WORK TO BE COMPLETED →
Give the number of lines in the data that contain "defaults", and nothing more.

PROVIDED DATA →

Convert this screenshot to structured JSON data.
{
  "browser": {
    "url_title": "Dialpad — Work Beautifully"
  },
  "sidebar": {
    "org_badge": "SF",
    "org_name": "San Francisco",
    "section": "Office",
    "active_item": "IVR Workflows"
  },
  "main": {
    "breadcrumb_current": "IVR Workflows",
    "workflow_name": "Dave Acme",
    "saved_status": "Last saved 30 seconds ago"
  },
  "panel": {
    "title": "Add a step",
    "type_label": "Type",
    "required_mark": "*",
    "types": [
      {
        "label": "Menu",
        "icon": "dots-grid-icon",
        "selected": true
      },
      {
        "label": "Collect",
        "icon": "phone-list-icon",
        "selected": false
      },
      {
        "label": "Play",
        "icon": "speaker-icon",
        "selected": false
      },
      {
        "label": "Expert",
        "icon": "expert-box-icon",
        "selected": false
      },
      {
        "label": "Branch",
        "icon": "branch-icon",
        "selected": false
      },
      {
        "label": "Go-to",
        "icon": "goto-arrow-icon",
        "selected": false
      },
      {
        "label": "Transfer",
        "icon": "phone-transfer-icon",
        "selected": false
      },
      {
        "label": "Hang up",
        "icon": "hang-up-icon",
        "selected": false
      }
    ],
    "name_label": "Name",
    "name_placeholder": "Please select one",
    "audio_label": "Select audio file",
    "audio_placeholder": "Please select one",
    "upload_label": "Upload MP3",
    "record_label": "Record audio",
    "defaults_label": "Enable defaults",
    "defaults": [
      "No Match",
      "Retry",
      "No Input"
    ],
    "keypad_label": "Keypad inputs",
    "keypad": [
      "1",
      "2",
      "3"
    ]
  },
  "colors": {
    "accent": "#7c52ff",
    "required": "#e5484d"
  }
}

FULL SOLUTION →
2